*Task brief:* The answer must consist of every line in the data that contains "instillation".

::::::

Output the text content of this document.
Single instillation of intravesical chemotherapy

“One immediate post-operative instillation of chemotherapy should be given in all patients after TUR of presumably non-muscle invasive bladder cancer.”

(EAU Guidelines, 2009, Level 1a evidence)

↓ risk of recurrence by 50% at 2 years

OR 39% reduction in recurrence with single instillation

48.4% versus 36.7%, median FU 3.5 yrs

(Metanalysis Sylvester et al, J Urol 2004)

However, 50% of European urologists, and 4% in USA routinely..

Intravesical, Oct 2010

::::::

*Solution to the exercise:*
Single instillation of intravesical chemotherapy
“One immediate post-operative instillation of chemotherapy should be given in all patients after TUR of presumably non-muscle invasive bladder cancer.”
OR 39% reduction in recurrence with single instillation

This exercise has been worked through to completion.